Чехов - о Толстом:
«Боюсь только Толстого. Вы подумайте, ведь это он написал, что Анна сама чувствовала, видела, как у неё блестят глаза в темноте!
... - Серьезно, я его боюсь, - говорит он, смеясь и как бы радуясь этой боязни.
И однажды чуть не час решал, в каких штанах поехать к Толстому. Сбросил пенсне, помолодел и, мешая, по своему обыкновению, шутку с серьезным, всё выходил из спальни то в одних, то в других штанах:
- Нет, эти неприлично узки! Подумает: щелкопёр!
И шёл надевать другие, и опять выходил, смеясь:
- А эти шириной с Чёрное море! Подумает: нахал...»
«Вернувшись, он (Чехов) сказал:
- Знаете, это какое-то чудо, нечто невероятное! Лежит в постели старик, телесно вполне едва живой, краше в гроб кладут, а умственно не только гениальный, сверхгениальный!
... - Вот умрет Толстой и всё пойдет к чёрту! - повторял он не раз.
- Литература?
- И литература».
(…)
«...И, помолчав, вдруг заливался радостным смехом:
- Знаете, я недавно у Толстого в Гаспре был. Он ещё в постели лежал, но много говорил обо всём и обо мне, между прочим. Наконец я встаю, прощаюсь. Он задерживает мою руку, говорит: "Поцелуйте меня", и, поцеловав, вдруг быстро суется к моему уху и этакой энергичной старческой скороговоркой: "А всё-таки пьес ваших я терпеть не могу. Шекспир скверно писал, а вы ещё хуже!"»
(из воспоминаний Ивана Бунина о Чехове)
* * *
После сообщений в прессе о тяжёлой болезни Толстого, Чехов пишет из Ялты М.О.Меньшикову:
«Я боюсь смерти Толстого. Если бы он умер, то у меня в жизни образовалось бы большое пустое место.
----------------------------------------
● **Изучите материал**
• A. Перечислите все географические названия, которые встречаются в тексте о Чехове и Толстом.
• B. Подхватите текст о Чехове и Толстом и продолжите его после последней приведённой фразы.
Записи к этому заданию отношения не имеют.
----------------------------------------
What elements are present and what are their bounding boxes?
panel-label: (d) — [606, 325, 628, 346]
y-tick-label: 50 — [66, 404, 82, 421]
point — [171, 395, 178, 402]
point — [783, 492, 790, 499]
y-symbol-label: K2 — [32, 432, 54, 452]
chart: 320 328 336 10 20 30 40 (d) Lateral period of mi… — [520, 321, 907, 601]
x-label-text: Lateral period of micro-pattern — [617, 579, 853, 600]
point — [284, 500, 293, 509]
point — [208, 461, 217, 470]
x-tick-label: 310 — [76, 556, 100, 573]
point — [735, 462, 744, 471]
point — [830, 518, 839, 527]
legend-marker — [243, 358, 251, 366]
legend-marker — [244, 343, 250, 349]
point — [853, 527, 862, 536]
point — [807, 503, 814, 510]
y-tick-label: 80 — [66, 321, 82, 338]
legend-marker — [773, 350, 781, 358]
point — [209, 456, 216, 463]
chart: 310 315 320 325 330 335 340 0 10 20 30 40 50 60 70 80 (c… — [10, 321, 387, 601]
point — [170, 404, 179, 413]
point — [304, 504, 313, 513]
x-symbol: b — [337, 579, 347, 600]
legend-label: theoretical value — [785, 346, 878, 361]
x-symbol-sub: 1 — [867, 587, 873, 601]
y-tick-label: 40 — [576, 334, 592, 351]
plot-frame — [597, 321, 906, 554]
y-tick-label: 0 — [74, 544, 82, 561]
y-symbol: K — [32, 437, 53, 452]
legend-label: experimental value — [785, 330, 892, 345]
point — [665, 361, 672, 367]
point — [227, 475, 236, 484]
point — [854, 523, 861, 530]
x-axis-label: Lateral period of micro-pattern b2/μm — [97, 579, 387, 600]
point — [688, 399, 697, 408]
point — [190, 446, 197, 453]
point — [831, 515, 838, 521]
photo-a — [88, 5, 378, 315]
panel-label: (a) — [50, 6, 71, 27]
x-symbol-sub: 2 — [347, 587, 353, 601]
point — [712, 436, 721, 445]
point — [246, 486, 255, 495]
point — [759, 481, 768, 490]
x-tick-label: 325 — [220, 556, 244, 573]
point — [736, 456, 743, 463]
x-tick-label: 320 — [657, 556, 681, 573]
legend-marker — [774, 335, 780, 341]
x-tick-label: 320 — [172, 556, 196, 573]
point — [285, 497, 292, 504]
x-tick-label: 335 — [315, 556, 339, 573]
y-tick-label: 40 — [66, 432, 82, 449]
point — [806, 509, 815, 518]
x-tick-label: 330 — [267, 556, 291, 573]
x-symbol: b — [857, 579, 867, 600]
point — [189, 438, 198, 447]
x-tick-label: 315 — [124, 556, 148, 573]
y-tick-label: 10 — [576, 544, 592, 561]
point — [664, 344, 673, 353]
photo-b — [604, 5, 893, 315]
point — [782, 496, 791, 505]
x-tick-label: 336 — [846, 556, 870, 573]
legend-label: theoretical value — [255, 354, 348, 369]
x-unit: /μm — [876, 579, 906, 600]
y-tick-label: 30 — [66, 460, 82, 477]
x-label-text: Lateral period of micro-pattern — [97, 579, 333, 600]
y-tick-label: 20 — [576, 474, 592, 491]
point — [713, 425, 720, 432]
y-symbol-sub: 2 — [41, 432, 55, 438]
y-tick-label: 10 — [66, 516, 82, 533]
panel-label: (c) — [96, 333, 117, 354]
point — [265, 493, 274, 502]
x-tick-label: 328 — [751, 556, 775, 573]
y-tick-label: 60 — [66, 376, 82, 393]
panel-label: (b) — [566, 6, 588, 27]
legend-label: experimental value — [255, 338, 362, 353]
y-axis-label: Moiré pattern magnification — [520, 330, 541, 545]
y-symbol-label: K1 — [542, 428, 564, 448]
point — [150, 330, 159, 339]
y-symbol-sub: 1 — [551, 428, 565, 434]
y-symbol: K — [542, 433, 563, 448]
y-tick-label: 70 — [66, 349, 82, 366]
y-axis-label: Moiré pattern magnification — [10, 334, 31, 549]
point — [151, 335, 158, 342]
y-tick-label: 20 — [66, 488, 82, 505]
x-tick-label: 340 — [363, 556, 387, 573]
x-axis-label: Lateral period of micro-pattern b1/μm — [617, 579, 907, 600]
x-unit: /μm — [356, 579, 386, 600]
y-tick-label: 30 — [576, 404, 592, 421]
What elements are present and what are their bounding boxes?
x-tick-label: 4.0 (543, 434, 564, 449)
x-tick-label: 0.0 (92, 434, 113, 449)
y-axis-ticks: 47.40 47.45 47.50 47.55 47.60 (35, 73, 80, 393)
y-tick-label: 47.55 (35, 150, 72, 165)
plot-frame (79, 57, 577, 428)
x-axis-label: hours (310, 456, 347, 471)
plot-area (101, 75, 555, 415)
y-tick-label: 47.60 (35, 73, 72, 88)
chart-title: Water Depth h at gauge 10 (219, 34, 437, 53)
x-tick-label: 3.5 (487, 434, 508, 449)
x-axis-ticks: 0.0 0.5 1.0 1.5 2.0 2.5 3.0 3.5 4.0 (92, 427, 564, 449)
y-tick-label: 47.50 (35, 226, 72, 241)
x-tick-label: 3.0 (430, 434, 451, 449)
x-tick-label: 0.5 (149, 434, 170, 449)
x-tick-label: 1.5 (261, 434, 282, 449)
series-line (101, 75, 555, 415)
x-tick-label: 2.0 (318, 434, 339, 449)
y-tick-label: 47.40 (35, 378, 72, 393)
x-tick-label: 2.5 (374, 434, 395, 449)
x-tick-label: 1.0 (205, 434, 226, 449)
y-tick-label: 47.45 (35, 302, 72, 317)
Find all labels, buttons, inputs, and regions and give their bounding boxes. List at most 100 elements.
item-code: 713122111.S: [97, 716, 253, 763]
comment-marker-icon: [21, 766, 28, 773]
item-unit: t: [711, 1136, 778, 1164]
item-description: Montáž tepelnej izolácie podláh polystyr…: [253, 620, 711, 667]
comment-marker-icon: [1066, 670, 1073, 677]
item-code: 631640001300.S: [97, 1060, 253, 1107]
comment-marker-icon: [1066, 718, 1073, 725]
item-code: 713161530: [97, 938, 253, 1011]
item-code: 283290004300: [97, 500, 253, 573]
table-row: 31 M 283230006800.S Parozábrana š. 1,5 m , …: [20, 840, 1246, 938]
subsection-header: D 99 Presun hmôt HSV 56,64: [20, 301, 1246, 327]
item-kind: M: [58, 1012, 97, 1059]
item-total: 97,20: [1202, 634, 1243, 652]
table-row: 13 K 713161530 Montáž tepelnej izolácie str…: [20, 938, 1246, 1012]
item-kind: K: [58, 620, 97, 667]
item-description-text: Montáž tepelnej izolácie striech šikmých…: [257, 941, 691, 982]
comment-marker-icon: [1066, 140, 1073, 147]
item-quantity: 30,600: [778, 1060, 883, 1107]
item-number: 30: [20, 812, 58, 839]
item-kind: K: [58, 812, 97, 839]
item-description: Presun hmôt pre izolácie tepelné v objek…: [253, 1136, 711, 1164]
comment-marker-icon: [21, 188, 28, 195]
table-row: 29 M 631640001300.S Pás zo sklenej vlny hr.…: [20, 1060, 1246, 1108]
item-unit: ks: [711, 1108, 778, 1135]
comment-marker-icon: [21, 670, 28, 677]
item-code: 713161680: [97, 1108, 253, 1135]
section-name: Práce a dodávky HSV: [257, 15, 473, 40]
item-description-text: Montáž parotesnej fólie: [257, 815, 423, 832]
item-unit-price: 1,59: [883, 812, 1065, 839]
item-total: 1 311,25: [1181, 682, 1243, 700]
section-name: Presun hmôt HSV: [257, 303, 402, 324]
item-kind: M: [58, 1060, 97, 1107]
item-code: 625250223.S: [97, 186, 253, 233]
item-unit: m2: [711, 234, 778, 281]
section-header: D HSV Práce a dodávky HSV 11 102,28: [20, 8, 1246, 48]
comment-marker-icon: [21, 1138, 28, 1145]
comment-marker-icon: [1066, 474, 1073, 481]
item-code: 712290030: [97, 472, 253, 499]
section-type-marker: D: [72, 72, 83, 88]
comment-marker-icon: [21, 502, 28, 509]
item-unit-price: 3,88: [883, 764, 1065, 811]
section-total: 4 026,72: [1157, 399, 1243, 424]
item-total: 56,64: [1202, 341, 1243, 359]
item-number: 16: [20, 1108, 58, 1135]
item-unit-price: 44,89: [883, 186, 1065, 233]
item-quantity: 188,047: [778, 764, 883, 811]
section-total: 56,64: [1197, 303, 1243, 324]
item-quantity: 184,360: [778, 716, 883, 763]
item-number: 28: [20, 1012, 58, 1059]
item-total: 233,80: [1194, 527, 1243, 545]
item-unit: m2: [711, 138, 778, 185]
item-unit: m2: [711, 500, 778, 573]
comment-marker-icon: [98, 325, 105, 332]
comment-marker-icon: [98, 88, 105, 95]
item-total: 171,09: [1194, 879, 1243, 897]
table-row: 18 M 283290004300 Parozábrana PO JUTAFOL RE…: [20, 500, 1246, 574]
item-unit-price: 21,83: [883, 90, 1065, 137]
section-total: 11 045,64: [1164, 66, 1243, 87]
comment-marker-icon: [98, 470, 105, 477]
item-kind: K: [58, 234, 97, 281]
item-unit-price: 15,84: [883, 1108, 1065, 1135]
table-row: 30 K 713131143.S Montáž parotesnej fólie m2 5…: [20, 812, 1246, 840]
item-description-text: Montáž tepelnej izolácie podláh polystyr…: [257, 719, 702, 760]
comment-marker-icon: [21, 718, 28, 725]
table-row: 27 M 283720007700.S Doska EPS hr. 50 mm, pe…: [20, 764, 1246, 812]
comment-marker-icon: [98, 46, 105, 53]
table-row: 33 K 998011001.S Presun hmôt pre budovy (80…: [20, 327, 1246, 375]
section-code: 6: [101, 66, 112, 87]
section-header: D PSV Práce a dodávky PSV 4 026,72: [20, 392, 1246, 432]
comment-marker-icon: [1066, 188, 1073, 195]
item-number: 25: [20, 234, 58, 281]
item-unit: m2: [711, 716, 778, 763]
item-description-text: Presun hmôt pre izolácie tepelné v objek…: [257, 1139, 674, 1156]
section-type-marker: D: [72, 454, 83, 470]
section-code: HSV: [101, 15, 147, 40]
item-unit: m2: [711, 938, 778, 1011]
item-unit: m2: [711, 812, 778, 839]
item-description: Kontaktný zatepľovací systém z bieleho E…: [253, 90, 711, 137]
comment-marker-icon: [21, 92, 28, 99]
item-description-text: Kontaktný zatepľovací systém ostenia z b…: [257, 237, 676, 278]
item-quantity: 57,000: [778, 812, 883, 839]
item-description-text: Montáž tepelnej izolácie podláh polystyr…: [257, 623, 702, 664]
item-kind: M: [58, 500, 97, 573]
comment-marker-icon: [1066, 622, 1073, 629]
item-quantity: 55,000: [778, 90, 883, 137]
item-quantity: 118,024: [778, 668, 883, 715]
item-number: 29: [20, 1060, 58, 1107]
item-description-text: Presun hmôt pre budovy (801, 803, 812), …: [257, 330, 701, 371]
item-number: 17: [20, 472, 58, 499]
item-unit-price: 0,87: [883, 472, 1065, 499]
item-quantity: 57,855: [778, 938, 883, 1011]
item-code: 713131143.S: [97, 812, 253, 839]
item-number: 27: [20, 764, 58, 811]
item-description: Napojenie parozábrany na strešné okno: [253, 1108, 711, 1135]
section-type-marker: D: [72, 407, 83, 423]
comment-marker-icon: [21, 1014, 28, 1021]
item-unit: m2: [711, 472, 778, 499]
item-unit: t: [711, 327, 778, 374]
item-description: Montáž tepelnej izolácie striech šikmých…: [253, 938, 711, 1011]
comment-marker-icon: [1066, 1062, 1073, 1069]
----------------------------------------
● **Ожидаемые результаты**
• A. Чёрное море, Гаспра, Ялта.

• B.
Во-первых, я ни одного человека не любил так, как его; я человек неверующий, но из всех вер считаю наиболее близкой и подходящей для себя именно его веру.
Во-вторых, когда в литературе есть Толстой, то легко и приятно быть литератором; даже сознавать, что ничего не сделал и не делаешь, не так страшно, так как Толстой делает за всех.
В-третьих, Толстой стоит крепко, авторитет его громадный, и, пока он жив, дурные вкусы в литературе, всякое пошлячество, наглое и слезливое, всякие шершавые, озлобленные самолюбия будут далеко и глубоко в тени. Только один его нравственный авторитет способен держать на известной высоте так называемые литературные настроения и течения. Без него бы это было беспастушное стадо или каша, в которой трудно было бы разобраться».
(из письма Чехова Б. Лазаревскому)
«...Знаете, есть люди, которые боятся делать гадости только потому, что жив ещё Толстой. Да, да, да».